Items from a dataset

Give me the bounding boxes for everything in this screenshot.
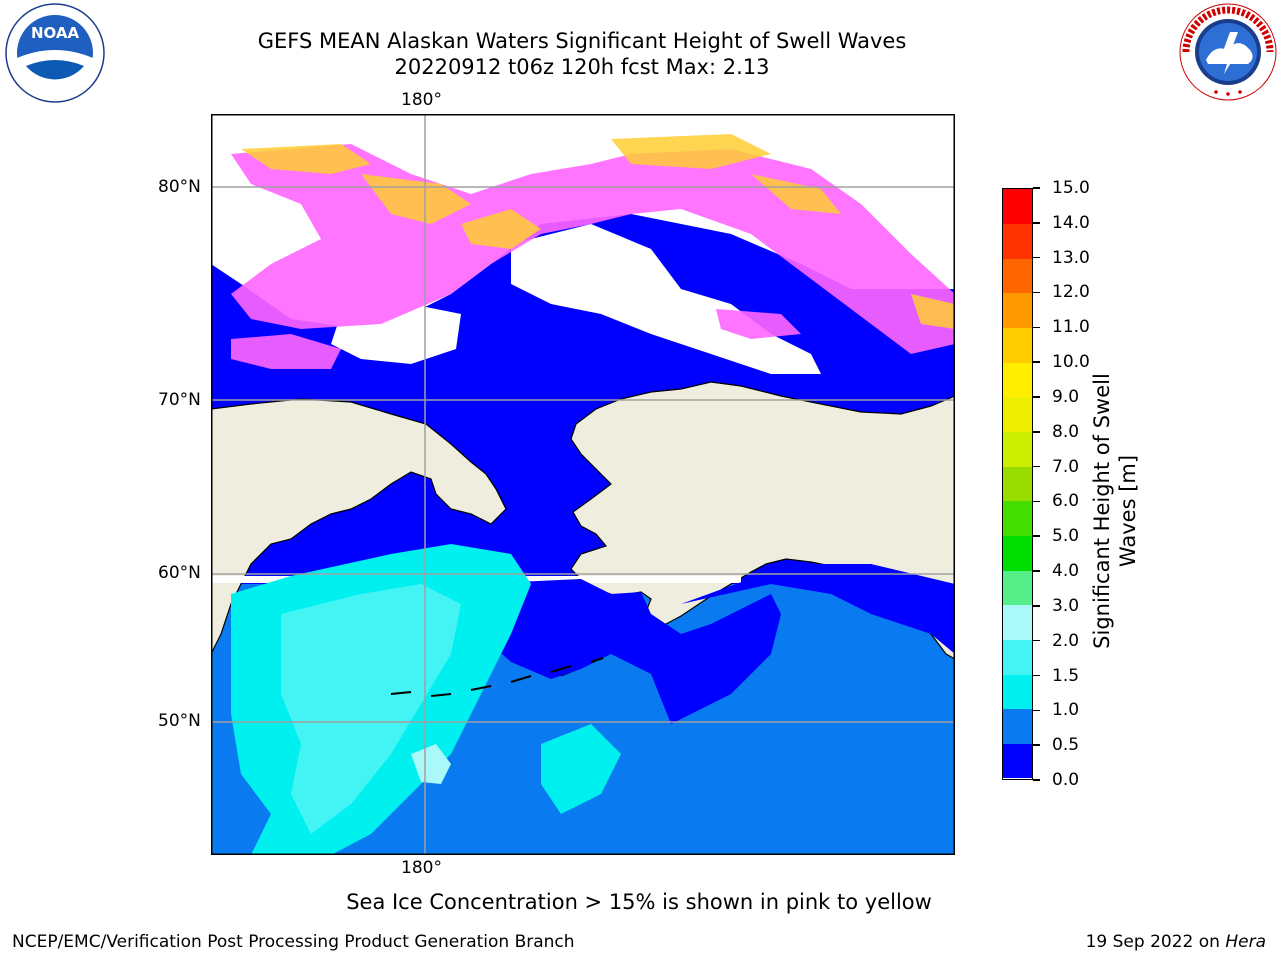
colorbar-tick <box>1033 570 1040 572</box>
colorbar-tick <box>1033 256 1040 259</box>
colorbar-segment <box>1003 292 1032 329</box>
colorbar-tick <box>1033 361 1040 363</box>
land-siberia <box>211 398 507 655</box>
colorbar-tick <box>1033 639 1040 642</box>
colorbar-segment <box>1003 708 1032 744</box>
sea-ice-note: Sea Ice Concentration > 15% is shown in … <box>346 890 932 914</box>
colorbar-segment <box>1003 396 1032 433</box>
colorbar-tick <box>1033 779 1040 781</box>
colorbar-tick <box>1033 744 1040 746</box>
lat-label-50: 50°N <box>158 711 201 731</box>
chart-subtitle: 20220912 t06z 120h fcst Max: 2.13 <box>394 55 770 79</box>
colorbar-segment <box>1003 604 1032 640</box>
footer-branch: NCEP/EMC/Verification Post Processing Pr… <box>12 932 575 952</box>
colorbar-tick <box>1033 535 1040 537</box>
colorbar-segment <box>1003 500 1032 536</box>
graticule <box>211 114 955 855</box>
gulf-of-alaska <box>681 564 955 654</box>
colorbar-tick <box>1033 396 1040 398</box>
colorbar-title: Significant Height of Swell Waves [m] <box>1089 311 1141 711</box>
colorbar-tick-label: 15.0 <box>1052 178 1090 198</box>
colorbar-segment <box>1003 639 1032 675</box>
colorbar-segment <box>1003 223 1032 259</box>
colorbar-segment <box>1003 570 1032 606</box>
colorbar-tick-label: 11.0 <box>1052 317 1090 338</box>
colorbar-segment <box>1003 535 1032 571</box>
colorbar-tick-label: 5.0 <box>1052 526 1080 547</box>
colorbar-segment <box>1003 258 1032 294</box>
sea-ice-high <box>241 134 955 329</box>
colorbar-tick-label: 7.0 <box>1052 456 1080 477</box>
colorbar-tick-label: 13.0 <box>1052 247 1090 268</box>
colorbar-tick <box>1033 500 1040 503</box>
colorbar-segment <box>1003 189 1032 225</box>
colorbar <box>1002 188 1033 780</box>
colorbar-tick-label: 0.5 <box>1052 735 1080 756</box>
chart-title: GEFS MEAN Alaskan Waters Significant Hei… <box>257 29 907 53</box>
colorbar-title-line2: Waves [m] <box>1116 454 1140 568</box>
aleutian-islands <box>390 657 604 697</box>
colorbar-tick-label: 2.0 <box>1052 630 1080 651</box>
pacific-higher-swell <box>281 584 461 834</box>
lon-label-bottom: 180° <box>401 858 442 878</box>
noaa-logo-text: NOAA <box>31 24 80 42</box>
colorbar-tick-label: 1.0 <box>1052 700 1080 721</box>
lat-label-70: 70°N <box>158 390 201 410</box>
colorbar-tick-label: 8.0 <box>1052 421 1080 442</box>
swell-height-map <box>211 114 955 855</box>
colorbar-tick <box>1033 709 1040 712</box>
nws-logo <box>1179 3 1277 101</box>
bering-sea <box>471 579 781 724</box>
colorbar-segment <box>1003 362 1032 398</box>
colorbar-tick-label: 1.5 <box>1052 665 1080 686</box>
sea-ice-band-2 <box>231 309 801 369</box>
colorbar-tick-label: 12.0 <box>1052 282 1090 303</box>
colorbar-tick-label: 14.0 <box>1052 212 1090 233</box>
colorbar-tick-label: 6.0 <box>1052 491 1080 512</box>
colorbar-tick-label: 9.0 <box>1052 386 1080 407</box>
colorbar-segment <box>1003 743 1032 779</box>
aleutian-swell-patch <box>541 724 621 814</box>
colorbar-tick-label: 3.0 <box>1052 595 1080 616</box>
colorbar-title-line1: Significant Height of Swell <box>1090 373 1114 649</box>
colorbar-tick <box>1033 605 1040 607</box>
lat-label-60: 60°N <box>158 563 201 583</box>
colorbar-tick <box>1033 465 1040 468</box>
footer-machine: Hera <box>1225 932 1266 952</box>
colorbar-tick-label: 0.0 <box>1052 770 1080 790</box>
lat-label-80: 80°N <box>158 177 201 197</box>
colorbar-tick <box>1033 326 1040 329</box>
footer-date-text: 19 Sep 2022 on <box>1085 932 1220 952</box>
map-frame <box>211 114 955 855</box>
colorbar-segment <box>1003 466 1032 502</box>
footer-date: 19 Sep 2022 on Hera <box>1086 932 1266 952</box>
colorbar-tick <box>1033 431 1040 433</box>
colorbar-segment <box>1003 674 1032 710</box>
colorbar-tick <box>1033 187 1040 189</box>
pacific-peak-swell <box>411 744 451 784</box>
lon-label-top: 180° <box>401 90 442 110</box>
colorbar-tick-label: 4.0 <box>1052 561 1080 582</box>
colorbar-segment <box>1003 431 1032 467</box>
colorbar-tick <box>1033 222 1040 224</box>
colorbar-segment <box>1003 327 1032 363</box>
colorbar-tick <box>1033 674 1040 677</box>
noaa-logo: NOAA <box>5 3 105 103</box>
colorbar-tick <box>1033 291 1040 294</box>
colorbar-tick-label: 10.0 <box>1052 352 1090 373</box>
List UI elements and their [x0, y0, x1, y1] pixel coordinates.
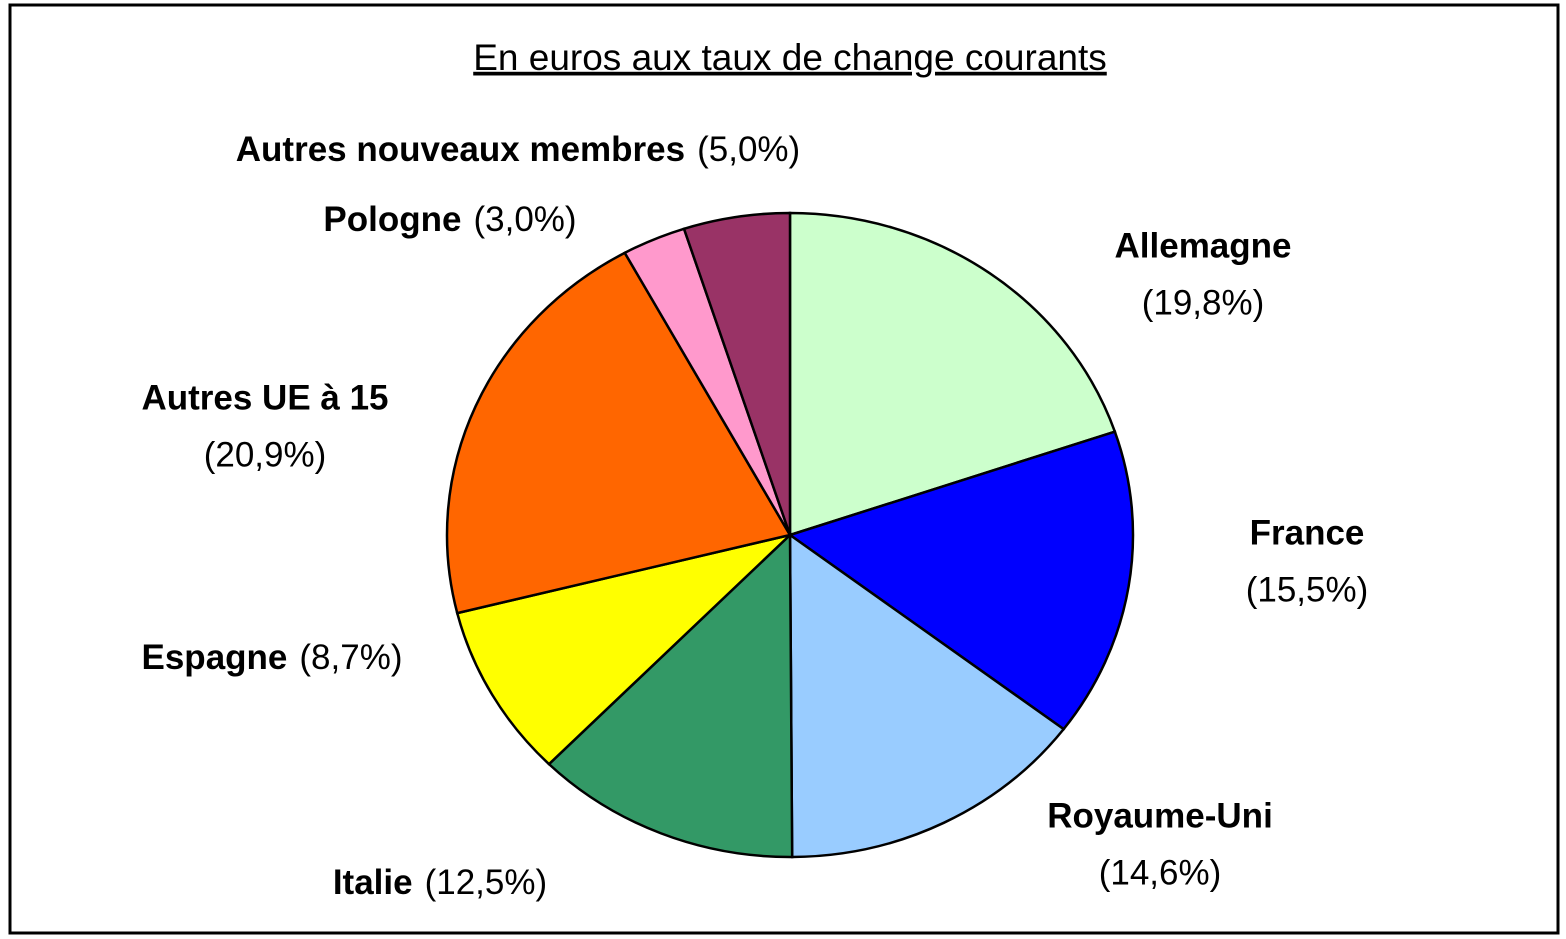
slice-label: Italie — [333, 863, 413, 902]
pie-slice — [682, 211, 792, 536]
slice-label-group: Pologne (3,0%) — [323, 200, 576, 239]
slice-label: Autres nouveaux membres — [236, 130, 685, 169]
pie-slice — [547, 532, 794, 859]
slice-value-label: (3,0%) — [473, 200, 576, 239]
slice-value-label: (15,5%) — [1246, 570, 1369, 609]
slice-label: Espagne — [142, 638, 288, 677]
slice-value-label: (14,6%) — [1099, 853, 1222, 892]
slice-value-label: (12,5%) — [425, 863, 548, 902]
pie-slice — [455, 532, 795, 766]
pie-slice — [788, 211, 1117, 537]
slice-value-label: (20,9%) — [204, 435, 327, 474]
pie-slice — [788, 532, 1066, 859]
slice-label-group: Italie (12,5%) — [333, 863, 547, 902]
slice-label: Pologne — [323, 200, 461, 239]
slice-label: France — [1250, 513, 1365, 552]
chart-title: En euros aux taux de change courants — [473, 37, 1107, 78]
slice-label: Allemagne — [1115, 226, 1292, 265]
slice-label-group: Espagne (8,7%) — [142, 638, 403, 677]
slice-label-group: Autres nouveaux membres (5,0%) — [236, 130, 800, 169]
pie-slice — [445, 251, 792, 615]
pie-slice — [787, 430, 1135, 731]
slice-value-label: (5,0%) — [697, 130, 800, 169]
slice-value-label: (8,7%) — [299, 638, 402, 677]
slice-value-label: (19,8%) — [1142, 283, 1265, 322]
slice-label: Royaume-Uni — [1047, 796, 1273, 835]
slice-label: Autres UE à 15 — [141, 378, 388, 417]
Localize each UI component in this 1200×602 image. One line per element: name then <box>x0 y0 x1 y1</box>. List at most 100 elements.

_What is being asked_. Copy every record above word for word, and leave the pictures out.

_Task output_.
Give me the bounding boxes for everything in this screenshot.
colorbar-tick <box>1033 570 1040 572</box>
colorbar-tick <box>1033 256 1040 259</box>
colorbar-segment <box>1003 292 1032 329</box>
colorbar-tick <box>1033 361 1040 363</box>
land-siberia <box>211 398 507 655</box>
colorbar-tick <box>1033 639 1040 642</box>
colorbar-segment <box>1003 708 1032 744</box>
sea-ice-note: Sea Ice Concentration > 15% is shown in … <box>346 890 932 914</box>
colorbar-segment <box>1003 396 1032 433</box>
colorbar-tick <box>1033 779 1040 781</box>
colorbar-tick <box>1033 744 1040 746</box>
lat-label-50: 50°N <box>158 711 201 731</box>
chart-subtitle: 20220912 t06z 120h fcst Max: 2.13 <box>394 55 770 79</box>
colorbar-segment <box>1003 604 1032 640</box>
footer-branch: NCEP/EMC/Verification Post Processing Pr… <box>12 932 575 952</box>
colorbar-tick <box>1033 535 1040 537</box>
colorbar-segment <box>1003 500 1032 536</box>
graticule <box>211 114 955 855</box>
gulf-of-alaska <box>681 564 955 654</box>
colorbar-tick <box>1033 396 1040 398</box>
colorbar-title: Significant Height of Swell Waves [m] <box>1089 311 1141 711</box>
colorbar-tick-label: 15.0 <box>1052 178 1090 198</box>
colorbar-segment <box>1003 639 1032 675</box>
colorbar-segment <box>1003 223 1032 259</box>
colorbar-segment <box>1003 570 1032 606</box>
colorbar-tick-label: 11.0 <box>1052 317 1090 338</box>
colorbar-segment <box>1003 535 1032 571</box>
colorbar-tick-label: 5.0 <box>1052 526 1080 547</box>
colorbar-segment <box>1003 258 1032 294</box>
sea-ice-high <box>241 134 955 329</box>
colorbar-tick-label: 7.0 <box>1052 456 1080 477</box>
colorbar-tick-label: 13.0 <box>1052 247 1090 268</box>
colorbar-tick <box>1033 500 1040 503</box>
colorbar-segment <box>1003 189 1032 225</box>
colorbar <box>1002 188 1033 780</box>
colorbar-tick-label: 0.5 <box>1052 735 1080 756</box>
chart-title: GEFS MEAN Alaskan Waters Significant Hei… <box>257 29 907 53</box>
colorbar-title-line2: Waves [m] <box>1116 454 1140 568</box>
aleutian-islands <box>390 657 604 697</box>
colorbar-tick-label: 2.0 <box>1052 630 1080 651</box>
pacific-higher-swell <box>281 584 461 834</box>
lon-label-bottom: 180° <box>401 858 442 878</box>
noaa-logo-text: NOAA <box>31 24 80 42</box>
colorbar-tick-label: 1.0 <box>1052 700 1080 721</box>
lat-label-70: 70°N <box>158 390 201 410</box>
colorbar-tick-label: 8.0 <box>1052 421 1080 442</box>
swell-height-map <box>211 114 955 855</box>
colorbar-tick <box>1033 709 1040 712</box>
nws-logo <box>1179 3 1277 101</box>
bering-sea <box>471 579 781 724</box>
colorbar-segment <box>1003 362 1032 398</box>
colorbar-tick-label: 1.5 <box>1052 665 1080 686</box>
sea-ice-band-2 <box>231 309 801 369</box>
colorbar-tick-label: 12.0 <box>1052 282 1090 303</box>
colorbar-tick-label: 14.0 <box>1052 212 1090 233</box>
colorbar-tick-label: 6.0 <box>1052 491 1080 512</box>
colorbar-tick-label: 9.0 <box>1052 386 1080 407</box>
colorbar-segment <box>1003 743 1032 779</box>
aleutian-swell-patch <box>541 724 621 814</box>
colorbar-tick-label: 3.0 <box>1052 595 1080 616</box>
colorbar-title-line1: Significant Height of Swell <box>1090 373 1114 649</box>
colorbar-tick <box>1033 605 1040 607</box>
lat-label-60: 60°N <box>158 563 201 583</box>
colorbar-tick <box>1033 465 1040 468</box>
footer-machine: Hera <box>1225 932 1266 952</box>
colorbar-tick-label: 0.0 <box>1052 770 1080 790</box>
lat-label-80: 80°N <box>158 177 201 197</box>
colorbar-tick <box>1033 326 1040 329</box>
footer-date-text: 19 Sep 2022 on <box>1085 932 1220 952</box>
map-frame <box>211 114 955 855</box>
colorbar-segment <box>1003 466 1032 502</box>
footer-date: 19 Sep 2022 on Hera <box>1086 932 1266 952</box>
colorbar-tick <box>1033 431 1040 433</box>
colorbar-segment <box>1003 674 1032 710</box>
colorbar-tick <box>1033 187 1040 189</box>
pacific-peak-swell <box>411 744 451 784</box>
lon-label-top: 180° <box>401 90 442 110</box>
colorbar-tick-label: 4.0 <box>1052 561 1080 582</box>
colorbar-segment <box>1003 431 1032 467</box>
colorbar-tick <box>1033 222 1040 224</box>
colorbar-segment <box>1003 327 1032 363</box>
colorbar-tick <box>1033 674 1040 677</box>
noaa-logo: NOAA <box>5 3 105 103</box>
colorbar-tick <box>1033 291 1040 294</box>
colorbar-tick-label: 10.0 <box>1052 352 1090 373</box>
List UI elements and their [x0, y0, x1, y1] pixel coordinates.
slice-label: Italie — [333, 863, 413, 902]
pie-slice — [682, 211, 792, 536]
slice-label-group: Pologne (3,0%) — [323, 200, 576, 239]
slice-label: Autres nouveaux membres — [236, 130, 685, 169]
pie-slice — [547, 532, 794, 859]
slice-value-label: (3,0%) — [473, 200, 576, 239]
slice-value-label: (15,5%) — [1246, 570, 1369, 609]
slice-label: Espagne — [142, 638, 288, 677]
slice-value-label: (14,6%) — [1099, 853, 1222, 892]
slice-value-label: (12,5%) — [425, 863, 548, 902]
pie-slice — [455, 532, 795, 766]
pie-slice — [788, 211, 1117, 537]
slice-value-label: (20,9%) — [204, 435, 327, 474]
pie-slice — [788, 532, 1066, 859]
slice-label-group: Italie (12,5%) — [333, 863, 547, 902]
slice-label: Pologne — [323, 200, 461, 239]
slice-label: France — [1250, 513, 1365, 552]
chart-title: En euros aux taux de change courants — [473, 37, 1107, 78]
slice-label: Allemagne — [1115, 226, 1292, 265]
slice-label-group: Espagne (8,7%) — [142, 638, 403, 677]
slice-label-group: Autres nouveaux membres (5,0%) — [236, 130, 800, 169]
pie-slice — [445, 251, 792, 615]
pie-slice — [787, 430, 1135, 731]
slice-value-label: (5,0%) — [697, 130, 800, 169]
slice-value-label: (8,7%) — [299, 638, 402, 677]
slice-value-label: (19,8%) — [1142, 283, 1265, 322]
slice-label: Royaume-Uni — [1047, 796, 1273, 835]
slice-label: Autres UE à 15 — [141, 378, 388, 417]
Localize each UI component in this 1200×602 image. One line per element: name then <box>x0 y0 x1 y1</box>. List at most 100 elements.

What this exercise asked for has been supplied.